▶ Data entries
-- begin --

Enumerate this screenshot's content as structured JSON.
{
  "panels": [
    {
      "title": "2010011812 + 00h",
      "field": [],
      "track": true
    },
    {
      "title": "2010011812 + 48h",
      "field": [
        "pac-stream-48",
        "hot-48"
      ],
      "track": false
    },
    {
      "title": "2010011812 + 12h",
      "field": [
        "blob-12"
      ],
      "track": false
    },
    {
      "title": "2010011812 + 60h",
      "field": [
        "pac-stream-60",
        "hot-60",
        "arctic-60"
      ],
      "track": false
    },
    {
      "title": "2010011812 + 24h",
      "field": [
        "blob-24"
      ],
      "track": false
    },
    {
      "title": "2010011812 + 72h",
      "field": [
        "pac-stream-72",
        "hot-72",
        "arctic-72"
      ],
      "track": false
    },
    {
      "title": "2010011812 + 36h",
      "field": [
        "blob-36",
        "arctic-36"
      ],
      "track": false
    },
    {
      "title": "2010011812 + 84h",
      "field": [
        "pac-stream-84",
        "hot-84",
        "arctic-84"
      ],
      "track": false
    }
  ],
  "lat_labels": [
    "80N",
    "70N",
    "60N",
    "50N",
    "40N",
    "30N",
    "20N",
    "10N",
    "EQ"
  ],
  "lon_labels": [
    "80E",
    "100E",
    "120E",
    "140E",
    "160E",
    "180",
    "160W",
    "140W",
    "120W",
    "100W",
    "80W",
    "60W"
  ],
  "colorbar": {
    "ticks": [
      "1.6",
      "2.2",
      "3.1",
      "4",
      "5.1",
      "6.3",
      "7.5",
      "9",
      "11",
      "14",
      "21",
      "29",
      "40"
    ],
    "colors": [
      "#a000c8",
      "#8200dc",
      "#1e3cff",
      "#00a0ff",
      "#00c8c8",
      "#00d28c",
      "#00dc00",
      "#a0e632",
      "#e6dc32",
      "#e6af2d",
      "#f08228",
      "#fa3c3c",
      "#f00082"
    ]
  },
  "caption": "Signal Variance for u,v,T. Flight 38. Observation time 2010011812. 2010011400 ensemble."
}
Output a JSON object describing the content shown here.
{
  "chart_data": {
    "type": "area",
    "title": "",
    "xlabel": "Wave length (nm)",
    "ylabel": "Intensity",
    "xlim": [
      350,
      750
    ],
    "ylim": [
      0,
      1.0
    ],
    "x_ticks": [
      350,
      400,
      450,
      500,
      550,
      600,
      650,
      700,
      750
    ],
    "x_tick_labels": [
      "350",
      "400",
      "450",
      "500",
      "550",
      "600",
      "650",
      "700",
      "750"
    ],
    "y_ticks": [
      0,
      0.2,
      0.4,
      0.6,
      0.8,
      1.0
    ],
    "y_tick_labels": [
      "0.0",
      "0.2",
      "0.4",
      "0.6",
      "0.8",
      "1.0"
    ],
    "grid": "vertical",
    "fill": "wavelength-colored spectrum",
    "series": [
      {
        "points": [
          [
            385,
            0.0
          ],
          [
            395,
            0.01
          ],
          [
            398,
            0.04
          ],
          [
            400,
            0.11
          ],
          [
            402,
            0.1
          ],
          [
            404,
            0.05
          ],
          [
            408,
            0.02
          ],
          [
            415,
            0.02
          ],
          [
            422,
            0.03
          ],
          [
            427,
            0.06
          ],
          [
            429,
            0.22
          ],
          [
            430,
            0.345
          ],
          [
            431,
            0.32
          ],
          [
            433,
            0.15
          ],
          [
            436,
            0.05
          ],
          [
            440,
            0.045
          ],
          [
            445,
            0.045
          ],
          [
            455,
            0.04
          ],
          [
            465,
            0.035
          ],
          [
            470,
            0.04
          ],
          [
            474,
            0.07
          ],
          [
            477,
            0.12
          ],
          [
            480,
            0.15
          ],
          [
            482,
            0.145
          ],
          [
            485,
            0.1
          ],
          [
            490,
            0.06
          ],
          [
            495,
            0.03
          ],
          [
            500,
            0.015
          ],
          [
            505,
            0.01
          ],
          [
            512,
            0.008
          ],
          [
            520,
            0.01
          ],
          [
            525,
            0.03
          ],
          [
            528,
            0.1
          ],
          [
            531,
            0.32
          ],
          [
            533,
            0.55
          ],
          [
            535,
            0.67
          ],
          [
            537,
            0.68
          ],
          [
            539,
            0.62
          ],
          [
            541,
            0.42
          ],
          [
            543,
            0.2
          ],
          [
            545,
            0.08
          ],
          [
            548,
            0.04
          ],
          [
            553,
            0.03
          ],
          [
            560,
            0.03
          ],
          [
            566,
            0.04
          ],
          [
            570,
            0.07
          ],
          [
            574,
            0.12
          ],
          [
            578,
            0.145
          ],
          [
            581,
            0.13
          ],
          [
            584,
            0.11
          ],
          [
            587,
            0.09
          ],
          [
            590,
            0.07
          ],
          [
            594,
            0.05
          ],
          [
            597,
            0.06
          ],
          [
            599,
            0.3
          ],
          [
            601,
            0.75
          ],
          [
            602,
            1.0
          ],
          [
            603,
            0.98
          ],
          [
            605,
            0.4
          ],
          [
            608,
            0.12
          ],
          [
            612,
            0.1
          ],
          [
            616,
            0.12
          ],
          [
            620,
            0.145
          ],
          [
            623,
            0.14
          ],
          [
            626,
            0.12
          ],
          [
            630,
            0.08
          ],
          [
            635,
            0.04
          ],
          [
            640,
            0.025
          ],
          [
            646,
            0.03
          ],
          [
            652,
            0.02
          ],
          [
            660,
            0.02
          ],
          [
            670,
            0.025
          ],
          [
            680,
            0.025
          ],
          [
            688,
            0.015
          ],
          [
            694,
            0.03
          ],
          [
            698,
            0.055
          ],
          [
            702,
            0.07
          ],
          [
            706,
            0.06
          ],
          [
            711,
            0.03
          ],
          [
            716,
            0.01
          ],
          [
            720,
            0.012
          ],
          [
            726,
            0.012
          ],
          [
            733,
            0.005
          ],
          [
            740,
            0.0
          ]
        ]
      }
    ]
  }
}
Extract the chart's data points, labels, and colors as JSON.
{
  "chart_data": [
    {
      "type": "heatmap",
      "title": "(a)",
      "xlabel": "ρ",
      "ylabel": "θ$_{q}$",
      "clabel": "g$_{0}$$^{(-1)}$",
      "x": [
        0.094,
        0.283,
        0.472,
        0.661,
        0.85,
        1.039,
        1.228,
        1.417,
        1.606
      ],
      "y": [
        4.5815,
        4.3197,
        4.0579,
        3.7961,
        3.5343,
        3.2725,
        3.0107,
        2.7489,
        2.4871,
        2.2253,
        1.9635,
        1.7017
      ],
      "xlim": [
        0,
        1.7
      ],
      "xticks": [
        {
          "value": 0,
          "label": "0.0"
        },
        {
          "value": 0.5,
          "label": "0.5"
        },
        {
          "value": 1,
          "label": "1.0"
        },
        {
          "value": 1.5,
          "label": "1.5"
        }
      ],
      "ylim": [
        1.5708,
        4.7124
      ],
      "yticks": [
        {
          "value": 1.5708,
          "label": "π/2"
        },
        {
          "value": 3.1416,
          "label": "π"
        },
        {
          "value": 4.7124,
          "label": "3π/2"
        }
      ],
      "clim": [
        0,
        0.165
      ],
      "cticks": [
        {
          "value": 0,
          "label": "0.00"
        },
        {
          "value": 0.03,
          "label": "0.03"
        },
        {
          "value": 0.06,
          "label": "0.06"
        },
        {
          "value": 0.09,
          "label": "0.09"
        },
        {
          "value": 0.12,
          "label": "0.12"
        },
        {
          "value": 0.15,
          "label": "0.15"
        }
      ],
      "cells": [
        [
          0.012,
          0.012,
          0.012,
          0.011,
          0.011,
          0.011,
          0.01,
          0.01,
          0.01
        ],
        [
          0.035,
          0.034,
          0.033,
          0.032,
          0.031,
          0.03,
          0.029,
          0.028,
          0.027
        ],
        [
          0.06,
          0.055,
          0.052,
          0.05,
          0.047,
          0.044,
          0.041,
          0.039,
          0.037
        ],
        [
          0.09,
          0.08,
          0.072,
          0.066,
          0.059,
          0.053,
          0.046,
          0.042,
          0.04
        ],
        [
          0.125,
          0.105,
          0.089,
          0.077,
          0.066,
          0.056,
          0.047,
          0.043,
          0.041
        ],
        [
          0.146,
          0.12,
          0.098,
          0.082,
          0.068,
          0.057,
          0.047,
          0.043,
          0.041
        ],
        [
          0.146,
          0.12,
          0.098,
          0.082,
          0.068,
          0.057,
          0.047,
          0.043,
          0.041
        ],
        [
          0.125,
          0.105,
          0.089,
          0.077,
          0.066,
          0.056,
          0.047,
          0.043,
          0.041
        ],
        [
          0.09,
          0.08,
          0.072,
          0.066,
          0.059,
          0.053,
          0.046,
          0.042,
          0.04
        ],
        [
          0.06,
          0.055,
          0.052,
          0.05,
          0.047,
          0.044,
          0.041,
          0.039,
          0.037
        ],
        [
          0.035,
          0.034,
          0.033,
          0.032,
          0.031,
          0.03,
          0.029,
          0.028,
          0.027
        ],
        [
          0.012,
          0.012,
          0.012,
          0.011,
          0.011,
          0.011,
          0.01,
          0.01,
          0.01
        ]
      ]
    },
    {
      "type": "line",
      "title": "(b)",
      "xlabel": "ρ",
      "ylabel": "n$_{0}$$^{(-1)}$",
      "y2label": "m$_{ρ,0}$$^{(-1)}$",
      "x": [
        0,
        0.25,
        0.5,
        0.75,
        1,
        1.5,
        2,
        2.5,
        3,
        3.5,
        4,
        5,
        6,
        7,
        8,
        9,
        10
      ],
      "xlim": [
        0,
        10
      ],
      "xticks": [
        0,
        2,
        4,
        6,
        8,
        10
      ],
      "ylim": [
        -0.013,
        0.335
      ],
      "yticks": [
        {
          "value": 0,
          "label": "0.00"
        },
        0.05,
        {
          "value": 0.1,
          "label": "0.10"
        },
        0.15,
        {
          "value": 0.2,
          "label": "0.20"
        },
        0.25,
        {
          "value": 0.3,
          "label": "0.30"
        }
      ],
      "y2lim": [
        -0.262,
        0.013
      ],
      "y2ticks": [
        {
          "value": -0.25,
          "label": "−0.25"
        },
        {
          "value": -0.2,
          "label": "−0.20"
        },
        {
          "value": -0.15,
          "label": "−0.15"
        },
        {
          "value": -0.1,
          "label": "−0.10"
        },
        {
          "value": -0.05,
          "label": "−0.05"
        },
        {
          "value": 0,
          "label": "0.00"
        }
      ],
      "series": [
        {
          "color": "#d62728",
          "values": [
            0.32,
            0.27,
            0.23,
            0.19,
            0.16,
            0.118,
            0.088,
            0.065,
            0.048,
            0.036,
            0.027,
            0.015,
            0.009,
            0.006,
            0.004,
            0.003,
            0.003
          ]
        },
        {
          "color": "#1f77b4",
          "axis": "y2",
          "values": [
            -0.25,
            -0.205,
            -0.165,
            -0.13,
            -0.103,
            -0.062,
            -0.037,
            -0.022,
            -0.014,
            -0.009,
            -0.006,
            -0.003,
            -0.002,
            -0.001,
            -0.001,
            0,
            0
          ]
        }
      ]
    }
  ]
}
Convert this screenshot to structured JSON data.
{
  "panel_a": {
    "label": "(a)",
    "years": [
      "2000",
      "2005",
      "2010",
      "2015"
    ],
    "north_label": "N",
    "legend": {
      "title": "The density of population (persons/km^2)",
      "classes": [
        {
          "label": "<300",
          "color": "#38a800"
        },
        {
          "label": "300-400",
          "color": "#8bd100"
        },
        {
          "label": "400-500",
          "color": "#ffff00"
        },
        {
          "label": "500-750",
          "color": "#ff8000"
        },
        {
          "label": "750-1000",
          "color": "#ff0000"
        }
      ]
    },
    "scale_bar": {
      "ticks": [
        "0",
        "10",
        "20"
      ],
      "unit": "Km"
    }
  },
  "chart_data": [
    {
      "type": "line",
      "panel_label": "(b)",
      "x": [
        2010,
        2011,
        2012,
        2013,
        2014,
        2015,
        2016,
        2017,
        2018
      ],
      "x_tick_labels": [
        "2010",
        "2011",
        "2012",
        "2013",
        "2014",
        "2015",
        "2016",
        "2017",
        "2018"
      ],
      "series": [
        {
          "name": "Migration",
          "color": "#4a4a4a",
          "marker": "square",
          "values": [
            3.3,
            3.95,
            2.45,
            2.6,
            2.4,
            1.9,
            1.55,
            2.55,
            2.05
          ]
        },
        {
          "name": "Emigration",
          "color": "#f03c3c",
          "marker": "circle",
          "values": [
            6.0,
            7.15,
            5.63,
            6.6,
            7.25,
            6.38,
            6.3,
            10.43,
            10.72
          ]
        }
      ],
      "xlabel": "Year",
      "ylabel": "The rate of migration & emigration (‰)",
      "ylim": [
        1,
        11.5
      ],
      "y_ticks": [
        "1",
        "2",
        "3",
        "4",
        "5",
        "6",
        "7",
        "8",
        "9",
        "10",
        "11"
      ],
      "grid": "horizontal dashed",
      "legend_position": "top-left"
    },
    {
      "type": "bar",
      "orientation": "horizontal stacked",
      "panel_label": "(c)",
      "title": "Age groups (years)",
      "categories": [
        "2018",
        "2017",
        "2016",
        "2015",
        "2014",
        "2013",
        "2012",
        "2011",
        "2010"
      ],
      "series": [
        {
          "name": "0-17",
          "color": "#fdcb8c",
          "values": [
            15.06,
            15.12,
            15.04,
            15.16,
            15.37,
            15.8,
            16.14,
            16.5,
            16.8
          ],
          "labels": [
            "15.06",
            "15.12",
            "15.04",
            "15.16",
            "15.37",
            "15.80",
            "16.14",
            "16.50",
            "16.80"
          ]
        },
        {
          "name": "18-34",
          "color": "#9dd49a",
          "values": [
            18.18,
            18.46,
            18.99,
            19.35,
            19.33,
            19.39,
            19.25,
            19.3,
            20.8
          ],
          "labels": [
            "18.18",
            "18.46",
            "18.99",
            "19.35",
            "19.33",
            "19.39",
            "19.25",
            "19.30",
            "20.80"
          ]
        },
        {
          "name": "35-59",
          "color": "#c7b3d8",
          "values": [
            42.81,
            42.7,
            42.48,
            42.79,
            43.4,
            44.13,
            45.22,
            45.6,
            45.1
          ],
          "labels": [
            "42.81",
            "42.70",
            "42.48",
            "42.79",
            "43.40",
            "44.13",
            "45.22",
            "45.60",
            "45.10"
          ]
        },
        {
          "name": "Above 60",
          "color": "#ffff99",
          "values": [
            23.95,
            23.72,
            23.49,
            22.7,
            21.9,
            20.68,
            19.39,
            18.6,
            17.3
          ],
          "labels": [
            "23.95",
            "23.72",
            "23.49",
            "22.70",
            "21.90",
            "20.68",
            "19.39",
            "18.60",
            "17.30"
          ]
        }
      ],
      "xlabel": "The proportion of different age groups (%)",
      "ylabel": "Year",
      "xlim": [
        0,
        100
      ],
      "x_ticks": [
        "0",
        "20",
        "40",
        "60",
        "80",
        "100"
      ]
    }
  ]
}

-- end --

▶ Exercise
Report only the count of lines that include the string "xlabel".

▶ Solution to the exercise
5